"""

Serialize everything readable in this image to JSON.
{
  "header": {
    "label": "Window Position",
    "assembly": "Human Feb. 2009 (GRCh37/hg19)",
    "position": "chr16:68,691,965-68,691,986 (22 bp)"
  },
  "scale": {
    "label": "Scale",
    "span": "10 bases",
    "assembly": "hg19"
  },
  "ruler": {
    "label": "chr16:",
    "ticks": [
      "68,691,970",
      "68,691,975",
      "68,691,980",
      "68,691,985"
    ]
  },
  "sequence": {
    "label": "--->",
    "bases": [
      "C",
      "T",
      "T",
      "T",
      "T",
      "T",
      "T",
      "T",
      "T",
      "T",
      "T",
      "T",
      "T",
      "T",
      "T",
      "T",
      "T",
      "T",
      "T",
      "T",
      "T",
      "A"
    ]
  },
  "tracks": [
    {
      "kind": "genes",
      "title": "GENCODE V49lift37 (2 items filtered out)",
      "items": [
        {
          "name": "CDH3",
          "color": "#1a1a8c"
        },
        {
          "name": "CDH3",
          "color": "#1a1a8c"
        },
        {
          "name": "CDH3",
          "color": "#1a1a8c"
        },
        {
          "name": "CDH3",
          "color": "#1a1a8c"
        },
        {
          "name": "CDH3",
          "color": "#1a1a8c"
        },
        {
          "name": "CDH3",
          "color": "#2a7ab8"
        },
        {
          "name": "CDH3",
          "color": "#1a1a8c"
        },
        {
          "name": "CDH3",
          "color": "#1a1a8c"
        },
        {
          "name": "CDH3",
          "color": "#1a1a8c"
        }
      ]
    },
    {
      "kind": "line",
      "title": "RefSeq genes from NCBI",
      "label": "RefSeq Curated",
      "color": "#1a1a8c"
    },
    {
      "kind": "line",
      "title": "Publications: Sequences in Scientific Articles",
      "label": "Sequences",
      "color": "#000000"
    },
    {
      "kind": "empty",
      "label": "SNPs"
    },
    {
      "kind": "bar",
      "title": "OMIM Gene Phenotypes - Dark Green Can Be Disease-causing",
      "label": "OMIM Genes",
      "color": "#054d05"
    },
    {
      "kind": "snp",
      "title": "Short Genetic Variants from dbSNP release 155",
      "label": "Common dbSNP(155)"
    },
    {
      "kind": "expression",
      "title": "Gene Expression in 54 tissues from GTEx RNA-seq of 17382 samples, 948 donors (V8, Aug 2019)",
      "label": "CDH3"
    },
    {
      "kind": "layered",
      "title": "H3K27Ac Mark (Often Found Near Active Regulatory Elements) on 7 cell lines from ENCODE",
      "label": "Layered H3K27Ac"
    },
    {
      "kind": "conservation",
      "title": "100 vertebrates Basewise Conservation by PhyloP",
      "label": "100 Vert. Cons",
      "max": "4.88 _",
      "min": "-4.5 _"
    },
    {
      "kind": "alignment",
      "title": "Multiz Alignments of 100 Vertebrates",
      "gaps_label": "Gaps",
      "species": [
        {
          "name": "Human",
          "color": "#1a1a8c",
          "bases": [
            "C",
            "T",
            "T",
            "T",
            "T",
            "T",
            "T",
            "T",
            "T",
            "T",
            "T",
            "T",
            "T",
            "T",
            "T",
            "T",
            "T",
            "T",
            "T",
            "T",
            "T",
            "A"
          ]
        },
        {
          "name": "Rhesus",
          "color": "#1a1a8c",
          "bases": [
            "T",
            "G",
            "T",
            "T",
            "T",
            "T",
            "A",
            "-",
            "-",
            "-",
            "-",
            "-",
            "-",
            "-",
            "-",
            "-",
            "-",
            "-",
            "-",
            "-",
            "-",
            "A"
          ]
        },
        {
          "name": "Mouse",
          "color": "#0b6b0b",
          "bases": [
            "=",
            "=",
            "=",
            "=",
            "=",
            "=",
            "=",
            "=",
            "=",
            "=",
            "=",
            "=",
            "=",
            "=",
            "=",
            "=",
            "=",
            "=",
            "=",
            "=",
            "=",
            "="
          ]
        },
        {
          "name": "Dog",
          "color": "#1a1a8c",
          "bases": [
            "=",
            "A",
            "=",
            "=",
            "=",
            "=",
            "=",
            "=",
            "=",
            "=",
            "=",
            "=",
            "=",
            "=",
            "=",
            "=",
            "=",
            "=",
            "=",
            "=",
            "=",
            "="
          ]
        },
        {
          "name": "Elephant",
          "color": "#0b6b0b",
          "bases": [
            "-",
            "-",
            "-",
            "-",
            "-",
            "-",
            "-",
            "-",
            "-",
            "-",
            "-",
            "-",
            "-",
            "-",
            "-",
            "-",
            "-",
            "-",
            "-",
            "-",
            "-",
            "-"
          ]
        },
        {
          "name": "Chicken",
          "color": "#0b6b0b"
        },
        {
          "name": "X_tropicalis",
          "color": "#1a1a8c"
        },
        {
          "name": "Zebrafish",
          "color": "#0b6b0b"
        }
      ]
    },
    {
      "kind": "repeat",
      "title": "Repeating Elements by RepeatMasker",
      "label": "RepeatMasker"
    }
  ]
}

"""

* Task requirements *
Give back the material above exactly as it was given.

* Exercise answer *
Serialize everything readable in this image to JSON.
{
  "header": {
    "label": "Window Position",
    "assembly": "Human Feb. 2009 (GRCh37/hg19)",
    "position": "chr16:68,691,965-68,691,986 (22 bp)"
  },
  "scale": {
    "label": "Scale",
    "span": "10 bases",
    "assembly": "hg19"
  },
  "ruler": {
    "label": "chr16:",
    "ticks": [
      "68,691,970",
      "68,691,975",
      "68,691,980",
      "68,691,985"
    ]
  },
  "sequence": {
    "label": "--->",
    "bases": [
      "C",
      "T",
      "T",
      "T",
      "T",
      "T",
      "T",
      "T",
      "T",
      "T",
      "T",
      "T",
      "T",
      "T",
      "T",
      "T",
      "T",
      "T",
      "T",
      "T",
      "T",
      "A"
    ]
  },
  "tracks": [
    {
      "kind": "genes",
      "title": "GENCODE V49lift37 (2 items filtered out)",
      "items": [
        {
          "name": "CDH3",
          "color": "#1a1a8c"
        },
        {
          "name": "CDH3",
          "color": "#1a1a8c"
        },
        {
          "name": "CDH3",
          "color": "#1a1a8c"
        },
        {
          "name": "CDH3",
          "color": "#1a1a8c"
        },
        {
          "name": "CDH3",
          "color": "#1a1a8c"
        },
        {
          "name": "CDH3",
          "color": "#2a7ab8"
        },
        {
          "name": "CDH3",
          "color": "#1a1a8c"
        },
        {
          "name": "CDH3",
          "color": "#1a1a8c"
        },
        {
          "name": "CDH3",
          "color": "#1a1a8c"
        }
      ]
    },
    {
      "kind": "line",
      "title": "RefSeq genes from NCBI",
      "label": "RefSeq Curated",
      "color": "#1a1a8c"
    },
    {
      "kind": "line",
      "title": "Publications: Sequences in Scientific Articles",
      "label": "Sequences",
      "color": "#000000"
    },
    {
      "kind": "empty",
      "label": "SNPs"
    },
    {
      "kind": "bar",
      "title": "OMIM Gene Phenotypes - Dark Green Can Be Disease-causing",
      "label": "OMIM Genes",
      "color": "#054d05"
    },
    {
      "kind": "snp",
      "title": "Short Genetic Variants from dbSNP release 155",
      "label": "Common dbSNP(155)"
    },
    {
      "kind": "expression",
      "title": "Gene Expression in 54 tissues from GTEx RNA-seq of 17382 samples, 948 donors (V8, Aug 2019)",
      "label": "CDH3"
    },
    {
      "kind": "layered",
      "title": "H3K27Ac Mark (Often Found Near Active Regulatory Elements) on 7 cell lines from ENCODE",
      "label": "Layered H3K27Ac"
    },
    {
      "kind": "conservation",
      "title": "100 vertebrates Basewise Conservation by PhyloP",
      "label": "100 Vert. Cons",
      "max": "4.88 _",
      "min": "-4.5 _"
    },
    {
      "kind": "alignment",
      "title": "Multiz Alignments of 100 Vertebrates",
      "gaps_label": "Gaps",
      "species": [
        {
          "name": "Human",
          "color": "#1a1a8c",
          "bases": [
            "C",
            "T",
            "T",
            "T",
            "T",
            "T",
            "T",
            "T",
            "T",
            "T",
            "T",
            "T",
            "T",
            "T",
            "T",
            "T",
            "T",
            "T",
            "T",
            "T",
            "T",
            "A"
          ]
        },
        {
          "name": "Rhesus",
          "color": "#1a1a8c",
          "bases": [
            "T",
            "G",
            "T",
            "T",
            "T",
            "T",
            "A",
            "-",
            "-",
            "-",
            "-",
            "-",
            "-",
            "-",
            "-",
            "-",
            "-",
            "-",
            "-",
            "-",
            "-",
            "A"
          ]
        },
        {
          "name": "Mouse",
          "color": "#0b6b0b",
          "bases": [
            "=",
            "=",
            "=",
            "=",
            "=",
            "=",
            "=",
            "=",
            "=",
            "=",
            "=",
            "=",
            "=",
            "=",
            "=",
            "=",
            "=",
            "=",
            "=",
            "=",
            "=",
            "="
          ]
        },
        {
          "name": "Dog",
          "color": "#1a1a8c",
          "bases": [
            "=",
            "A",
            "=",
            "=",
            "=",
            "=",
            "=",
            "=",
            "=",
            "=",
            "=",
            "=",
            "=",
            "=",
            "=",
            "=",
            "=",
            "=",
            "=",
            "=",
            "=",
            "="
          ]
        },
        {
          "name": "Elephant",
          "color": "#0b6b0b",
          "bases": [
            "-",
            "-",
            "-",
            "-",
            "-",
            "-",
            "-",
            "-",
            "-",
            "-",
            "-",
            "-",
            "-",
            "-",
            "-",
            "-",
            "-",
            "-",
            "-",
            "-",
            "-",
            "-"
          ]
        },
        {
          "name": "Chicken",
          "color": "#0b6b0b"
        },
        {
          "name": "X_tropicalis",
          "color": "#1a1a8c"
        },
        {
          "name": "Zebrafish",
          "color": "#0b6b0b"
        }
      ]
    },
    {
      "kind": "repeat",
      "title": "Repeating Elements by RepeatMasker",
      "label": "RepeatMasker"
    }
  ]
}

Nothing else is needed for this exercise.